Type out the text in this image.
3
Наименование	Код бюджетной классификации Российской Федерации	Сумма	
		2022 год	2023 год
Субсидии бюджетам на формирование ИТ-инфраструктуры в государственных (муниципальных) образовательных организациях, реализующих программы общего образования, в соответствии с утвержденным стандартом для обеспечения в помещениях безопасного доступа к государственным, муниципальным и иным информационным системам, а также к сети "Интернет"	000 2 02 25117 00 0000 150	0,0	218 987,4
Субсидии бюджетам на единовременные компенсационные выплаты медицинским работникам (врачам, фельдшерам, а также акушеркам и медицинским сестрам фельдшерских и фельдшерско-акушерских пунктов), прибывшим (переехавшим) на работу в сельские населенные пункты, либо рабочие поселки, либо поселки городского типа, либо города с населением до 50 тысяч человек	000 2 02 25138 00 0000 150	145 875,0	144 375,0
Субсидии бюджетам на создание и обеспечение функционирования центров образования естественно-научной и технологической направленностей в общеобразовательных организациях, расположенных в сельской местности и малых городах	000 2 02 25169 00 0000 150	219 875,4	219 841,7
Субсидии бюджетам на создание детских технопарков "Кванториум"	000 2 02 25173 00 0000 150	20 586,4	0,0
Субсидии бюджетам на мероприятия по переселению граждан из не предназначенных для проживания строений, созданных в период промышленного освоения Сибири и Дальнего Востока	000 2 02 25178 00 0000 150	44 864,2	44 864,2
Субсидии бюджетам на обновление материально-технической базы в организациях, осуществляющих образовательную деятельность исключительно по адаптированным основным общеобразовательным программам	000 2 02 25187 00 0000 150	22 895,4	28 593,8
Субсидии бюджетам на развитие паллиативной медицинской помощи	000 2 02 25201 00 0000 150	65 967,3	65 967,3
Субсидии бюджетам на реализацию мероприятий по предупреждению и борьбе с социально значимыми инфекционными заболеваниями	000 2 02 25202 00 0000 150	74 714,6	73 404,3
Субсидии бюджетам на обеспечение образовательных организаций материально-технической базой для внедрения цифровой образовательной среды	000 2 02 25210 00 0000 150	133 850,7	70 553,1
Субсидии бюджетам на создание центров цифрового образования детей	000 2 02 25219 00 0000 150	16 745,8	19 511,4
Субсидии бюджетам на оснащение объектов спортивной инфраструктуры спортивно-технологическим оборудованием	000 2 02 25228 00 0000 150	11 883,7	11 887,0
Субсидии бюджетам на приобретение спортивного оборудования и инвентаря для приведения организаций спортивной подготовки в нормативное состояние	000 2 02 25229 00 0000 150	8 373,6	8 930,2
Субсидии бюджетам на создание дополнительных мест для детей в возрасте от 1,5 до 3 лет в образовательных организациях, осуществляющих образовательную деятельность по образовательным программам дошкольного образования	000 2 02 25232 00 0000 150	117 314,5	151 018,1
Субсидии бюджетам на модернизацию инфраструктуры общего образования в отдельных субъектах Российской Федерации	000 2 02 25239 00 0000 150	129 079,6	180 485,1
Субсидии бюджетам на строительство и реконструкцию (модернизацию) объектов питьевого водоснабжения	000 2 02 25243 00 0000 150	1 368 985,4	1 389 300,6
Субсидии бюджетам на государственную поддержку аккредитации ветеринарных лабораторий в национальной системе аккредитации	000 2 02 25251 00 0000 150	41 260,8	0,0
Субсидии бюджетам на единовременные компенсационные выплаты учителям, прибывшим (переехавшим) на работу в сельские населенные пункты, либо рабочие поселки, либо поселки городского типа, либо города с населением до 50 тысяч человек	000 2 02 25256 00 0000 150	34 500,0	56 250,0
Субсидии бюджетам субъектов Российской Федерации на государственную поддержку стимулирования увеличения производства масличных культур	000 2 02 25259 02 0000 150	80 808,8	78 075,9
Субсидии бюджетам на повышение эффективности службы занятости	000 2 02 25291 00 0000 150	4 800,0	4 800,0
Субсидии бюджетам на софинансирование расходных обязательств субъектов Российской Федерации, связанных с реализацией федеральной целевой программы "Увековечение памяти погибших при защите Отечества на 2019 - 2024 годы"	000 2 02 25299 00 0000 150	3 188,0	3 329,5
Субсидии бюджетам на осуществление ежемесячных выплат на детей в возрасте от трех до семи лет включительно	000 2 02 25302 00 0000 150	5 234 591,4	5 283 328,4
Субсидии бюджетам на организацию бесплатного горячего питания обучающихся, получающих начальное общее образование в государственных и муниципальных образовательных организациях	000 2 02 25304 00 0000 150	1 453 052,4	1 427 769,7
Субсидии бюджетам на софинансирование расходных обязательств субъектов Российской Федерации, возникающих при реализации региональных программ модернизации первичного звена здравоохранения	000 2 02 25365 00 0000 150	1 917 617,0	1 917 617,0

========================================

From the listing above, collect every line that mentions the word "государственную".

Субсидии бюджетам на государственную поддержку аккредитации ветеринарных лабораторий в национальной системе аккредитации	000 2 02 25251 00 0000 150	41 260,8	0,0
Субсидии бюджетам субъектов Российской Федерации на государственную поддержку стимулирования увеличения производства масличных культур	000 2 02 25259 02 0000 150	80 808,8	78 075,9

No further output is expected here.